▶ Exercise requirements:
Reproduce every line of the records below word for word, without changing anything.

▶ Excerpted data:

:::

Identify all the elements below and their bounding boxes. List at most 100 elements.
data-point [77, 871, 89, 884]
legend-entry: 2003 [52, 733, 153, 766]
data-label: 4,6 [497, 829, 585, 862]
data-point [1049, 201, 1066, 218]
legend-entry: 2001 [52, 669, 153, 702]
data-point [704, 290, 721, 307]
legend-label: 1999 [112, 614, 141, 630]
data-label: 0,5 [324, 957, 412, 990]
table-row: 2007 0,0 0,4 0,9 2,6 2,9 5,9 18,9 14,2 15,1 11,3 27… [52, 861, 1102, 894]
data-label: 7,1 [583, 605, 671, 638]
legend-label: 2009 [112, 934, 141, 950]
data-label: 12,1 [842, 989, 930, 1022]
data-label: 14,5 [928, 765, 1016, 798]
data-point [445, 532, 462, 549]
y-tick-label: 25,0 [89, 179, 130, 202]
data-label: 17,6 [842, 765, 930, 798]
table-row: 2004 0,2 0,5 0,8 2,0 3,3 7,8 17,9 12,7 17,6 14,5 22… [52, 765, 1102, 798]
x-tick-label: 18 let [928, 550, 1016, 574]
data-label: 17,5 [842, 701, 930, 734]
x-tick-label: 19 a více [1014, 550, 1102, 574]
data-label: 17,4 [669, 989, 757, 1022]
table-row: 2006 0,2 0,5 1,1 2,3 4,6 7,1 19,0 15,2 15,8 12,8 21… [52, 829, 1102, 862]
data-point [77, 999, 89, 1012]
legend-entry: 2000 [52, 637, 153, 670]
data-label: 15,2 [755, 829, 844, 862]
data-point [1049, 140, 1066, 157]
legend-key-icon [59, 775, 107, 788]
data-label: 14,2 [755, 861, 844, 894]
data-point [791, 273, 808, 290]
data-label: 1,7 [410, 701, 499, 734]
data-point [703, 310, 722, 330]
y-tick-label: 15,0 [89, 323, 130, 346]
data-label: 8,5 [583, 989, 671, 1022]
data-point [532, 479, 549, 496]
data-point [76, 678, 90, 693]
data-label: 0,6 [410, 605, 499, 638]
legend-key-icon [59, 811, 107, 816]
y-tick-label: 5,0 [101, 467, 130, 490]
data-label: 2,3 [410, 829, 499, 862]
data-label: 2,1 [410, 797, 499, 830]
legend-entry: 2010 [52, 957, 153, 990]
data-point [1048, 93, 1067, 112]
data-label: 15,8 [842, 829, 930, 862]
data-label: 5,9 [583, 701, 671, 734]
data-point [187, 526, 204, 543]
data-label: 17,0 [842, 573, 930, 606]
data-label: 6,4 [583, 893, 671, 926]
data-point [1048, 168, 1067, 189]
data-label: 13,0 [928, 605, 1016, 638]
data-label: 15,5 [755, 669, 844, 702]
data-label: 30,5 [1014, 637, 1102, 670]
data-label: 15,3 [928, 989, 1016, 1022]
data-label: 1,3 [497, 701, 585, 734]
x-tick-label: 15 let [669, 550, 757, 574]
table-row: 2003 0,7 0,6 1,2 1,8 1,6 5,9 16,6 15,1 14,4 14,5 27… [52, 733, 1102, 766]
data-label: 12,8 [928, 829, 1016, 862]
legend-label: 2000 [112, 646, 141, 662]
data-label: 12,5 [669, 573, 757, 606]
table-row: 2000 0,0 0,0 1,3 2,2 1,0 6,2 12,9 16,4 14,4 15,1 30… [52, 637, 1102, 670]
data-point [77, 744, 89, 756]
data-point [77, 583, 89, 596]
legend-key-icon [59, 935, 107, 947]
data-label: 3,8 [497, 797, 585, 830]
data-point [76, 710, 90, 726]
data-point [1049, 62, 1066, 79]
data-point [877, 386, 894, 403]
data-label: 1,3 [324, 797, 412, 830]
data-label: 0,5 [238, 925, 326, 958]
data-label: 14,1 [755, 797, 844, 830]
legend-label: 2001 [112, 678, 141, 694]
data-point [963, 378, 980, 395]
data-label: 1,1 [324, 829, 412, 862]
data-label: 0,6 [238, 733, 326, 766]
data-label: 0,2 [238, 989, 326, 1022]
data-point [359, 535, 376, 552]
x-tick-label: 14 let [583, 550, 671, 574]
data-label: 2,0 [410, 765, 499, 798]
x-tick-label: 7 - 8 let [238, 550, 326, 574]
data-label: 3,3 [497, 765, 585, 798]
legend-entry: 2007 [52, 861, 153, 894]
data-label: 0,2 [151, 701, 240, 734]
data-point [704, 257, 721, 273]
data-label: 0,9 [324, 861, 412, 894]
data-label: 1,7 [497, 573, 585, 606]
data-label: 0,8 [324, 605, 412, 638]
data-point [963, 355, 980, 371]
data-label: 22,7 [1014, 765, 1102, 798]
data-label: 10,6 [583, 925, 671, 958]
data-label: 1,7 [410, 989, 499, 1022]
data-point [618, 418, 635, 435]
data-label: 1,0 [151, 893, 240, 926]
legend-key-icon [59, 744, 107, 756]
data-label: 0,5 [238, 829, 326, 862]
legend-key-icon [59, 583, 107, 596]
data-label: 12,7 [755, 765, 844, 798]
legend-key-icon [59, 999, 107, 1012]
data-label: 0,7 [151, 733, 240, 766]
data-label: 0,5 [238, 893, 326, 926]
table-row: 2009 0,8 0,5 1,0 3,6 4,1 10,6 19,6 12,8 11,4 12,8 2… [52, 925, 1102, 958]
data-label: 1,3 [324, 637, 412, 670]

:::

▶ Completed task:
Identify all the elements below and their bounding boxes. List at most 100 elements.
data-point [77, 871, 89, 884]
legend-entry: 2003 [52, 733, 153, 766]
data-label: 4,6 [497, 829, 585, 862]
data-point [1049, 201, 1066, 218]
legend-entry: 2001 [52, 669, 153, 702]
data-point [704, 290, 721, 307]
legend-label: 1999 [112, 614, 141, 630]
data-label: 0,5 [324, 957, 412, 990]
table-row: 2007 0,0 0,4 0,9 2,6 2,9 5,9 18,9 14,2 15,1 11,3 27… [52, 861, 1102, 894]
data-label: 7,1 [583, 605, 671, 638]
legend-label: 2009 [112, 934, 141, 950]
data-label: 12,1 [842, 989, 930, 1022]
data-label: 14,5 [928, 765, 1016, 798]
data-point [445, 532, 462, 549]
y-tick-label: 25,0 [89, 179, 130, 202]
data-label: 17,6 [842, 765, 930, 798]
table-row: 2004 0,2 0,5 0,8 2,0 3,3 7,8 17,9 12,7 17,6 14,5 22… [52, 765, 1102, 798]
x-tick-label: 18 let [928, 550, 1016, 574]
data-label: 17,5 [842, 701, 930, 734]
x-tick-label: 19 a více [1014, 550, 1102, 574]
data-label: 17,4 [669, 989, 757, 1022]
table-row: 2006 0,2 0,5 1,1 2,3 4,6 7,1 19,0 15,2 15,8 12,8 21… [52, 829, 1102, 862]
data-point [77, 999, 89, 1012]
legend-entry: 2000 [52, 637, 153, 670]
data-label: 15,2 [755, 829, 844, 862]
data-point [1049, 140, 1066, 157]
legend-key-icon [59, 775, 107, 788]
data-label: 14,2 [755, 861, 844, 894]
data-point [791, 273, 808, 290]
data-label: 1,7 [410, 701, 499, 734]
data-point [703, 310, 722, 330]
y-tick-label: 15,0 [89, 323, 130, 346]
data-label: 8,5 [583, 989, 671, 1022]
data-point [532, 479, 549, 496]
data-point [76, 678, 90, 693]
data-label: 0,6 [410, 605, 499, 638]
legend-key-icon [59, 811, 107, 816]
y-tick-label: 5,0 [101, 467, 130, 490]
data-label: 2,3 [410, 829, 499, 862]
data-label: 2,1 [410, 797, 499, 830]
legend-entry: 2010 [52, 957, 153, 990]
data-point [1048, 93, 1067, 112]
data-label: 15,8 [842, 829, 930, 862]
data-label: 5,9 [583, 701, 671, 734]
data-point [187, 526, 204, 543]
data-label: 17,0 [842, 573, 930, 606]
data-label: 6,4 [583, 893, 671, 926]
data-point [1048, 168, 1067, 189]
data-label: 13,0 [928, 605, 1016, 638]
data-label: 15,5 [755, 669, 844, 702]
data-label: 30,5 [1014, 637, 1102, 670]
data-label: 15,3 [928, 989, 1016, 1022]
data-label: 1,3 [497, 701, 585, 734]
x-tick-label: 15 let [669, 550, 757, 574]
table-row: 2003 0,7 0,6 1,2 1,8 1,6 5,9 16,6 15,1 14,4 14,5 27… [52, 733, 1102, 766]
data-label: 12,8 [928, 829, 1016, 862]
legend-label: 2000 [112, 646, 141, 662]
data-label: 12,5 [669, 573, 757, 606]
table-row: 2000 0,0 0,0 1,3 2,2 1,0 6,2 12,9 16,4 14,4 15,1 30… [52, 637, 1102, 670]
data-point [77, 744, 89, 756]
data-point [77, 583, 89, 596]
legend-key-icon [59, 935, 107, 947]
data-label: 3,8 [497, 797, 585, 830]
data-point [76, 710, 90, 726]
data-point [1049, 62, 1066, 79]
data-point [877, 386, 894, 403]
data-label: 1,3 [324, 797, 412, 830]
data-label: 0,5 [238, 925, 326, 958]
data-label: 14,1 [755, 797, 844, 830]
legend-label: 2001 [112, 678, 141, 694]
data-point [963, 378, 980, 395]
data-label: 1,1 [324, 829, 412, 862]
data-label: 0,6 [238, 733, 326, 766]
data-label: 0,2 [238, 989, 326, 1022]
data-point [359, 535, 376, 552]
x-tick-label: 14 let [583, 550, 671, 574]
data-label: 2,0 [410, 765, 499, 798]
x-tick-label: 7 - 8 let [238, 550, 326, 574]
data-label: 3,3 [497, 765, 585, 798]
legend-entry: 2007 [52, 861, 153, 894]
data-label: 0,2 [151, 701, 240, 734]
data-point [704, 257, 721, 273]
data-label: 0,9 [324, 861, 412, 894]
data-label: 1,7 [497, 573, 585, 606]
data-label: 0,8 [324, 605, 412, 638]
data-point [963, 355, 980, 371]
data-label: 22,7 [1014, 765, 1102, 798]
data-label: 10,6 [583, 925, 671, 958]
data-label: 1,7 [410, 989, 499, 1022]
data-point [618, 418, 635, 435]
data-label: 1,0 [151, 893, 240, 926]
legend-key-icon [59, 744, 107, 756]
data-label: 0,5 [238, 829, 326, 862]
legend-key-icon [59, 583, 107, 596]
data-label: 12,7 [755, 765, 844, 798]
legend-key-icon [59, 999, 107, 1012]
data-label: 0,7 [151, 733, 240, 766]
data-label: 0,5 [238, 893, 326, 926]
table-row: 2009 0,8 0,5 1,0 3,6 4,1 10,6 19,6 12,8 11,4 12,8 2… [52, 925, 1102, 958]
data-label: 1,3 [324, 637, 412, 670]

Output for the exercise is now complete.